Could you rewrite the lines, from the very first one through the line containing "row-checkbox[interactable] (265, 604, 279, 619)" (both included), as a Markdown table with the columns Row and Line, leaving out any blank lines?

===============

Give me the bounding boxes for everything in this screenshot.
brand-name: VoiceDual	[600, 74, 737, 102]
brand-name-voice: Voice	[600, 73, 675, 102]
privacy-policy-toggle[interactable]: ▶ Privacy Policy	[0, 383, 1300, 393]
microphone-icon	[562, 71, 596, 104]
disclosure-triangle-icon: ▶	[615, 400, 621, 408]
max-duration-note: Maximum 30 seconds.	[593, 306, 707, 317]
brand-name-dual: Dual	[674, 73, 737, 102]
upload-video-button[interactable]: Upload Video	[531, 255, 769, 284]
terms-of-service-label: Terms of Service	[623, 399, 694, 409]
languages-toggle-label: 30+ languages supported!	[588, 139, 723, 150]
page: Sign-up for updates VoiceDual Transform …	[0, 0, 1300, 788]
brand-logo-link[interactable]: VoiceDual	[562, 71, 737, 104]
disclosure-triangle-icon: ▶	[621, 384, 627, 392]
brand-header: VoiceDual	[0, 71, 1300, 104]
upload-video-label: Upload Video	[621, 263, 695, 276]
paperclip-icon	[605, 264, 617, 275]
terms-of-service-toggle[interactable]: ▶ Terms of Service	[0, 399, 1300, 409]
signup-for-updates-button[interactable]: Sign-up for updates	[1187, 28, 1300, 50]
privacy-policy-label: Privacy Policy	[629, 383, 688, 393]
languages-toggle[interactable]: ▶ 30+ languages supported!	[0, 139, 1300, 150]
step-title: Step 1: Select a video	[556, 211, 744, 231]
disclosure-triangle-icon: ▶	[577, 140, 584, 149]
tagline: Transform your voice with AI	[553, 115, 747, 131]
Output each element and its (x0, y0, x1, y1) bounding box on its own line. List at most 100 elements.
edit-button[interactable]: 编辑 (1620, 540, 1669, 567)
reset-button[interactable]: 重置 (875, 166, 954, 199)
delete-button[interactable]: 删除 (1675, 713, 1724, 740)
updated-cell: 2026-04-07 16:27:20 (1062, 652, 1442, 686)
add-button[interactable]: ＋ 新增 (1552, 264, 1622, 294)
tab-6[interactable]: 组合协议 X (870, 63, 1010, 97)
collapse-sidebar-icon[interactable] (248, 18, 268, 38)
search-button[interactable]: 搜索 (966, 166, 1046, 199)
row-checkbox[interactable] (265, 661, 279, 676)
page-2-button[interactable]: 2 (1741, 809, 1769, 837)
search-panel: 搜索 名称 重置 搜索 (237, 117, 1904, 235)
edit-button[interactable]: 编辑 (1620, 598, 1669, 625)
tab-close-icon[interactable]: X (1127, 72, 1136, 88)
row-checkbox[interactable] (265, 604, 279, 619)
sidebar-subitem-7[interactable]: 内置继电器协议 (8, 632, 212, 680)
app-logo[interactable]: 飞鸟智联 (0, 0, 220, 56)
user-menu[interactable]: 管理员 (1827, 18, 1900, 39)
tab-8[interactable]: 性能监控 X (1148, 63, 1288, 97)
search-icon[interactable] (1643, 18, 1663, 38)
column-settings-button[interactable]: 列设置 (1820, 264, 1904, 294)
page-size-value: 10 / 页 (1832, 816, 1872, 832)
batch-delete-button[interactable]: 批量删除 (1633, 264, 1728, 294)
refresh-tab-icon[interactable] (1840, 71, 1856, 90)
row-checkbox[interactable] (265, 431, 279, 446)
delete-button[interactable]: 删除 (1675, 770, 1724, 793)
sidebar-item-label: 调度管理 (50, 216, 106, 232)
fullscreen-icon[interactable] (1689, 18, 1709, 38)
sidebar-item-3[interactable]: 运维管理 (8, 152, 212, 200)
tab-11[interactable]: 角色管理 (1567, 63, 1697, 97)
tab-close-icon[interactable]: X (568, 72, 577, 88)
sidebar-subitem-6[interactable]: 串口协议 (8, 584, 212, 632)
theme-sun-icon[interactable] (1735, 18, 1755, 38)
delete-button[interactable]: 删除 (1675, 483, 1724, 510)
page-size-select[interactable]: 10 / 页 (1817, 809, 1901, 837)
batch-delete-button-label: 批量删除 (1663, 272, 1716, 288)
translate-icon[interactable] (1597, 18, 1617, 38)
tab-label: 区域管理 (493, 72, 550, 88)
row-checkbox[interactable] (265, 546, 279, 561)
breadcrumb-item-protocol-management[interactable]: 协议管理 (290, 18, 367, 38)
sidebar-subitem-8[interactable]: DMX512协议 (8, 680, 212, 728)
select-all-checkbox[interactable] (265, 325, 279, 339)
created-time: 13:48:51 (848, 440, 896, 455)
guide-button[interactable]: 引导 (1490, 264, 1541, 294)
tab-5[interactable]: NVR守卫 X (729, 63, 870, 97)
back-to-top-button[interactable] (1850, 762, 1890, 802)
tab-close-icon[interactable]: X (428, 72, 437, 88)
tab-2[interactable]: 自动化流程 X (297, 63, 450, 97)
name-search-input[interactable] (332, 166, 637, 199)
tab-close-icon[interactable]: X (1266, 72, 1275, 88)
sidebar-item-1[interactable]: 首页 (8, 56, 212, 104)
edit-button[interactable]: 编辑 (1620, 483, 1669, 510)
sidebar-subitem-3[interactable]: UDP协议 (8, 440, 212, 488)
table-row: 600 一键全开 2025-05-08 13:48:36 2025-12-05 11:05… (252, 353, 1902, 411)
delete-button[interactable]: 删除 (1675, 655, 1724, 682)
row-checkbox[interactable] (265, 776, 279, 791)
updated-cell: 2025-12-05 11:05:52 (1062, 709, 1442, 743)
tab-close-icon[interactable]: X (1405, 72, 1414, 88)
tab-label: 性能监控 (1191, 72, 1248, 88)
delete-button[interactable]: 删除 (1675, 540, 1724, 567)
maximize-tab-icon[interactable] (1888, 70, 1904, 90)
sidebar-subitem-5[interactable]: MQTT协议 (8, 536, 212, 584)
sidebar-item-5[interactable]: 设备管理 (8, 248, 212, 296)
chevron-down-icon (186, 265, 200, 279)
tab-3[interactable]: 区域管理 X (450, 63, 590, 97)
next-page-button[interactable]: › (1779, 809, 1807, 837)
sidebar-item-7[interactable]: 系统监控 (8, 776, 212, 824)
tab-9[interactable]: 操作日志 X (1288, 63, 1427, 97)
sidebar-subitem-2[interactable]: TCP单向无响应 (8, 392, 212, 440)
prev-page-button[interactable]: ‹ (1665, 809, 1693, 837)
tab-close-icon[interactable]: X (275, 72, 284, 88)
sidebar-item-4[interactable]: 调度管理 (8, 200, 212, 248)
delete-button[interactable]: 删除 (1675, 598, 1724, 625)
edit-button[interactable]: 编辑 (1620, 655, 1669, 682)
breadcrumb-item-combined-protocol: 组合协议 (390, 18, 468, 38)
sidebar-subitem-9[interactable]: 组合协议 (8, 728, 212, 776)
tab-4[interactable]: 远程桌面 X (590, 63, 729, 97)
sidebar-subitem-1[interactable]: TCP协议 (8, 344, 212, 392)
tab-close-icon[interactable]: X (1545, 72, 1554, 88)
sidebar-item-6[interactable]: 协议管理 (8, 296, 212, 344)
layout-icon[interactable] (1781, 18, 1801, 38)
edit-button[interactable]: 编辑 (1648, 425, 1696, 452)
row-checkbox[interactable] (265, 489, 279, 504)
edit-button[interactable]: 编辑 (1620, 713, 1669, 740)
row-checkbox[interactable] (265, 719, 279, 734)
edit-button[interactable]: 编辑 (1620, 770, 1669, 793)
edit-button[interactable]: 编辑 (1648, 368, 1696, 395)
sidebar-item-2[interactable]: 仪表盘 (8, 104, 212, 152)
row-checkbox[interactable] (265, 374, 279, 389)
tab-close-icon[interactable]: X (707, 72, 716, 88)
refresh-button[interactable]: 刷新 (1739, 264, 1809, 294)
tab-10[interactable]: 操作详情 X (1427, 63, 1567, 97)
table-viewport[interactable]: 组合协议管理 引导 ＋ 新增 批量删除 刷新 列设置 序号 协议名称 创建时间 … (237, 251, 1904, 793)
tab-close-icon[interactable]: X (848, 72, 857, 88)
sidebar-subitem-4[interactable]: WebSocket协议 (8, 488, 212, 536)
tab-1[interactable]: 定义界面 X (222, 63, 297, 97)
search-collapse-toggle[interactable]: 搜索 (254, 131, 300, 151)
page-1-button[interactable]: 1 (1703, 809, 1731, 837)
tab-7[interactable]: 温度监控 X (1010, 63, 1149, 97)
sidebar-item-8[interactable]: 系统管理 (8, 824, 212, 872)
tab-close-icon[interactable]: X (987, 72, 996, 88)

===============

IN RESPONSE:
| Row | Line |
|---|---|
| 1 | Give me the bounding boxes for everything in this screenshot. |
| 2 | brand-name: VoiceDual	[600, 74, 737, 102] |
| 3 | brand-name-voice: Voice	[600, 73, 675, 102] |
| 4 | privacy-policy-toggle[interactable]: ▶ Privacy Policy	[0, 383, 1300, 393] |
| 5 | microphone-icon	[562, 71, 596, 104] |
| 6 | disclosure-triangle-icon: ▶	[615, 400, 621, 408] |
| 7 | max-duration-note: Maximum 30 seconds.	[593, 306, 707, 317] |
| 8 | brand-name-dual: Dual	[674, 73, 737, 102] |
| 9 | upload-video-button[interactable]: Upload Video	[531, 255, 769, 284] |
| 10 | terms-of-service-label: Terms of Service	[623, 399, 694, 409] |
| 11 | languages-toggle-label: 30+ languages supported!	[588, 139, 723, 150] |
| 12 | page: Sign-up for updates VoiceDual Transform …	[0, 0, 1300, 788] |
| 13 | brand-logo-link[interactable]: VoiceDual	[562, 71, 737, 104] |
| 14 | disclosure-triangle-icon: ▶	[621, 384, 627, 392] |
| 15 | brand-header: VoiceDual	[0, 71, 1300, 104] |
| 16 | upload-video-label: Upload Video	[621, 263, 695, 276] |
| 17 | paperclip-icon	[605, 264, 617, 275] |
| 18 | terms-of-service-toggle[interactable]: ▶ Terms of Service	[0, 399, 1300, 409] |
| 19 | signup-for-updates-button[interactable]: Sign-up for updates	[1187, 28, 1300, 50] |
| 20 | privacy-policy-label: Privacy Policy	[629, 383, 688, 393] |
| 21 | languages-toggle[interactable]: ▶ 30+ languages supported!	[0, 139, 1300, 150] |
| 22 | step-title: Step 1: Select a video	[556, 211, 744, 231] |
| 23 | disclosure-triangle-icon: ▶	[577, 140, 584, 149] |
| 24 | tagline: Transform your voice with AI	[553, 115, 747, 131] |
| 25 | Output each element and its (x0, y0, x1, y1) bounding box on its own line. List at most 100 elements. |
| 26 | edit-button[interactable]: 编辑 (1620, 540, 1669, 567) |
| 27 | reset-button[interactable]: 重置 (875, 166, 954, 199) |
| 28 | delete-button[interactable]: 删除 (1675, 713, 1724, 740) |
| 29 | updated-cell: 2026-04-07 16:27:20 (1062, 652, 1442, 686) |
| 30 | add-button[interactable]: ＋ 新增 (1552, 264, 1622, 294) |
| 31 | tab-6[interactable]: 组合协议 X (870, 63, 1010, 97) |
| 32 | collapse-sidebar-icon[interactable] (248, 18, 268, 38) |
| 33 | search-button[interactable]: 搜索 (966, 166, 1046, 199) |
| 34 | row-checkbox[interactable] (265, 661, 279, 676) |
| 35 | page-2-button[interactable]: 2 (1741, 809, 1769, 837) |
| 36 | search-panel: 搜索 名称 重置 搜索 (237, 117, 1904, 235) |
| 37 | edit-button[interactable]: 编辑 (1620, 598, 1669, 625) |
| 38 | tab-close-icon[interactable]: X (1127, 72, 1136, 88) |
| 39 | row-checkbox[interactable] (265, 604, 279, 619) |